Problem requirements: Report the count of lines below that include "dendrogram", without any other text.

Source material:
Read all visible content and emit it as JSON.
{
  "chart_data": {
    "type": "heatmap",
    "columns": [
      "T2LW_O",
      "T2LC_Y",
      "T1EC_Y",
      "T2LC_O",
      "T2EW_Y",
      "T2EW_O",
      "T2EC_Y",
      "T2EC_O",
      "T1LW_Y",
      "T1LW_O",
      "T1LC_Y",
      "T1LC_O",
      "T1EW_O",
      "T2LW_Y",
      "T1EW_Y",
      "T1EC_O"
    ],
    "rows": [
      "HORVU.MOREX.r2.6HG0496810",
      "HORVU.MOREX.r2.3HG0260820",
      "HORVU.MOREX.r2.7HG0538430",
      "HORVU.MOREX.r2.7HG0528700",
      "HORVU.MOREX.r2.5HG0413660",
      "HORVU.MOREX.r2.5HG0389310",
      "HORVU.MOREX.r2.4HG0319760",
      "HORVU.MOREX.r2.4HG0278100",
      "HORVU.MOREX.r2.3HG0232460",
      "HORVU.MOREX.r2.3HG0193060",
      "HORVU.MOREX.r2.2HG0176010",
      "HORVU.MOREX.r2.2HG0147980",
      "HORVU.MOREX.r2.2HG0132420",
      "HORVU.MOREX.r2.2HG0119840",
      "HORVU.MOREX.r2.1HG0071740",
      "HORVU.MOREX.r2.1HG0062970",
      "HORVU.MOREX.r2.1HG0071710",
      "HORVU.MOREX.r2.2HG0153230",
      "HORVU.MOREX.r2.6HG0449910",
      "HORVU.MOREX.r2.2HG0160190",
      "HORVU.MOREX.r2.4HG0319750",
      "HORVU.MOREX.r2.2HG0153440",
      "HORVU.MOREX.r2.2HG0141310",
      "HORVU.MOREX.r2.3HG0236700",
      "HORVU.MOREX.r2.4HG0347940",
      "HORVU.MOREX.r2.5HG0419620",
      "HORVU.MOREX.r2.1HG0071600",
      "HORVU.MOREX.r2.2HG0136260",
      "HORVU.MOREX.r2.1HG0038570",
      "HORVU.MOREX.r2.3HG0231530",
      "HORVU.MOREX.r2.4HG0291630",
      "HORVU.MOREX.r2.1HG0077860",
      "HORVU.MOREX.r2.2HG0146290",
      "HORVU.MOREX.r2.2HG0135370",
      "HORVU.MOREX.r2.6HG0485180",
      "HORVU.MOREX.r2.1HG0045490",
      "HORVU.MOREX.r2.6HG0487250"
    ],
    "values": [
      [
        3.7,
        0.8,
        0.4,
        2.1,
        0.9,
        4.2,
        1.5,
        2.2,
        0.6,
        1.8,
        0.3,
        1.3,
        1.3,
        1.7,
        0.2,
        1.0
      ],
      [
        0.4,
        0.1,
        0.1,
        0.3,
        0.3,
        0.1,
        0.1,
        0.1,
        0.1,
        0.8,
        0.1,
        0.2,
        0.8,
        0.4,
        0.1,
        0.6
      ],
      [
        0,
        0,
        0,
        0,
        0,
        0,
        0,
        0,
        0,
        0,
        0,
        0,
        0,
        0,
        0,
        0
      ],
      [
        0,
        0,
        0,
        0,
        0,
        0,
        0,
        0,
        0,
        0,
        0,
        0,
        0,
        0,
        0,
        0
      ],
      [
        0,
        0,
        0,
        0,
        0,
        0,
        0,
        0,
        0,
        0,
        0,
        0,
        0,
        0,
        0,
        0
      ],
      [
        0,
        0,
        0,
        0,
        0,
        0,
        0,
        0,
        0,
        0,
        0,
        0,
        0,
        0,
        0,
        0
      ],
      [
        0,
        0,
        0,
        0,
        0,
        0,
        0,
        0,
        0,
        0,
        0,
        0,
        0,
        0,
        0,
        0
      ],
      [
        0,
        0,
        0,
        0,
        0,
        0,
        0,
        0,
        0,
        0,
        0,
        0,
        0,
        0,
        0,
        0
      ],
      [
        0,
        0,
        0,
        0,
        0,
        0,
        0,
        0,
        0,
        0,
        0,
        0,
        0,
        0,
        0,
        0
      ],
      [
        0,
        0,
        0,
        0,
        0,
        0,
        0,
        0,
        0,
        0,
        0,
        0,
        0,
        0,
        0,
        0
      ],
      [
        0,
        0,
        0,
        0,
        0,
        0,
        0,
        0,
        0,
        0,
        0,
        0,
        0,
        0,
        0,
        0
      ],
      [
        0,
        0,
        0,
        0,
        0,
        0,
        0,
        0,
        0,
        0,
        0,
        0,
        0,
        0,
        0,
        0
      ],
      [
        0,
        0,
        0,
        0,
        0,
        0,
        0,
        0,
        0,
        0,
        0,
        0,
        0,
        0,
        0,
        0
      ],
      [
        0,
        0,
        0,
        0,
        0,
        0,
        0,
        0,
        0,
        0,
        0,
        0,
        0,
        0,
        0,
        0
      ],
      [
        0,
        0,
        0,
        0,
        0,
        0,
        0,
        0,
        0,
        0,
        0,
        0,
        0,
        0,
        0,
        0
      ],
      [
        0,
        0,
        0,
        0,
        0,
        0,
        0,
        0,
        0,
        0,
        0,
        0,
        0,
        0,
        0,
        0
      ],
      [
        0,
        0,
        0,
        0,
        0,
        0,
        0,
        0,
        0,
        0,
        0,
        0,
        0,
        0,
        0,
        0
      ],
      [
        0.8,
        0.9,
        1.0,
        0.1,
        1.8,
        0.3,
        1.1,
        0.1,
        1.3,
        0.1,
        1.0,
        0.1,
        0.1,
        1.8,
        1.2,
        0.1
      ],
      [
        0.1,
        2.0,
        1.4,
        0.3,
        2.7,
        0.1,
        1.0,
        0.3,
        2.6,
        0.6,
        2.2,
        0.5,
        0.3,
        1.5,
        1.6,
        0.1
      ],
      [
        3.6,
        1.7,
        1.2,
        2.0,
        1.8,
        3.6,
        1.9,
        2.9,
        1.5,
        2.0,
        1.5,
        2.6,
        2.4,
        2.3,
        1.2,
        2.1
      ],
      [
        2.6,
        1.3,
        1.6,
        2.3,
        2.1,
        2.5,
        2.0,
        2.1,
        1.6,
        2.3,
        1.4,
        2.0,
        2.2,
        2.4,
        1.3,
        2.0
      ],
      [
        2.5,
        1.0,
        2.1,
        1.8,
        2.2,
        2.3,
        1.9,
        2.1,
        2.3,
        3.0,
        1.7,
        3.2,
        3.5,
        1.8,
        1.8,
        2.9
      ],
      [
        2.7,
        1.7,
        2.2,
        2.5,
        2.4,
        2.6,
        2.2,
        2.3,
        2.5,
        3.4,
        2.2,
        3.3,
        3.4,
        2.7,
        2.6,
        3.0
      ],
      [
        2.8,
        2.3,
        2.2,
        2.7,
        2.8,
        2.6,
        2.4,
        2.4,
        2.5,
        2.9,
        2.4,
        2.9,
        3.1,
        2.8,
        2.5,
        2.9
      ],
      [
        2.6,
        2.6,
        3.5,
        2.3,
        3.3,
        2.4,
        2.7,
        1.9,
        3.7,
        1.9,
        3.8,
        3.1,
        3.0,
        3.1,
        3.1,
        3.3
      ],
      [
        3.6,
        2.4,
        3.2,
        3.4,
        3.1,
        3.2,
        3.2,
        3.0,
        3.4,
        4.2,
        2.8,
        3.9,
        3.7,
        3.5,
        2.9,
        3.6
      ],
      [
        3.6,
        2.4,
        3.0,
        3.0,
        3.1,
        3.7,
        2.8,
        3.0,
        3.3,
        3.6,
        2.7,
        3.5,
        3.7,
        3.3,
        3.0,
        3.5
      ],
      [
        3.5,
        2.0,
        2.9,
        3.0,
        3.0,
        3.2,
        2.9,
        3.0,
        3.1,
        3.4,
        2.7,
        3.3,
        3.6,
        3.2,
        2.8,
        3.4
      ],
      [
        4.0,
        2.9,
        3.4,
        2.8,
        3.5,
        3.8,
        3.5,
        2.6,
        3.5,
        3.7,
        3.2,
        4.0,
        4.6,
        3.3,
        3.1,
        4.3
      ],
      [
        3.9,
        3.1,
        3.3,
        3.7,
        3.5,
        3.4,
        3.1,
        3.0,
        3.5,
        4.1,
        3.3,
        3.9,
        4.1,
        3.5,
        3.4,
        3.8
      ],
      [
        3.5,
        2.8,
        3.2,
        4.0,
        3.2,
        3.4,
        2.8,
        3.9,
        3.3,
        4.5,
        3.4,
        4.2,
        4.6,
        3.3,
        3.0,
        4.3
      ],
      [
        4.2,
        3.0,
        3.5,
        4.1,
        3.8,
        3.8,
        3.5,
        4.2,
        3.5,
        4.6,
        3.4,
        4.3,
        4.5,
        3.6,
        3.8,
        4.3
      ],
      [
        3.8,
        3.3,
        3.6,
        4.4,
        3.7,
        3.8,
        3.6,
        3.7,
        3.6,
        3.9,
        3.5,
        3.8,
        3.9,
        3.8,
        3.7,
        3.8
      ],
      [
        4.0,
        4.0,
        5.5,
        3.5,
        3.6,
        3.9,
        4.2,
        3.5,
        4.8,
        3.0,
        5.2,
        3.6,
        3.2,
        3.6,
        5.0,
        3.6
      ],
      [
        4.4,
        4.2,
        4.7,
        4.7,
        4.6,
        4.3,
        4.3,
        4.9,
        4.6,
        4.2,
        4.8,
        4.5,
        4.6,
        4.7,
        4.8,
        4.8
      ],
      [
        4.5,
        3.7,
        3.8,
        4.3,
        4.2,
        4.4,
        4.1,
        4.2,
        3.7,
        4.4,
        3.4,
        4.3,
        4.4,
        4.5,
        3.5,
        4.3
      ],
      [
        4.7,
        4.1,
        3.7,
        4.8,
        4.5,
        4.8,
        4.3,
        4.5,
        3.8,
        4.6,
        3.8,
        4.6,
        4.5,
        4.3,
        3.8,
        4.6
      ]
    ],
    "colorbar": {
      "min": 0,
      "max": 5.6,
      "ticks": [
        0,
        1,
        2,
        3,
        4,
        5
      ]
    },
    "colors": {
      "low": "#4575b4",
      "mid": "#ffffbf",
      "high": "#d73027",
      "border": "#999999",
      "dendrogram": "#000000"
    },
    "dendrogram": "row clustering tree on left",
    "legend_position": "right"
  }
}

The answer: 2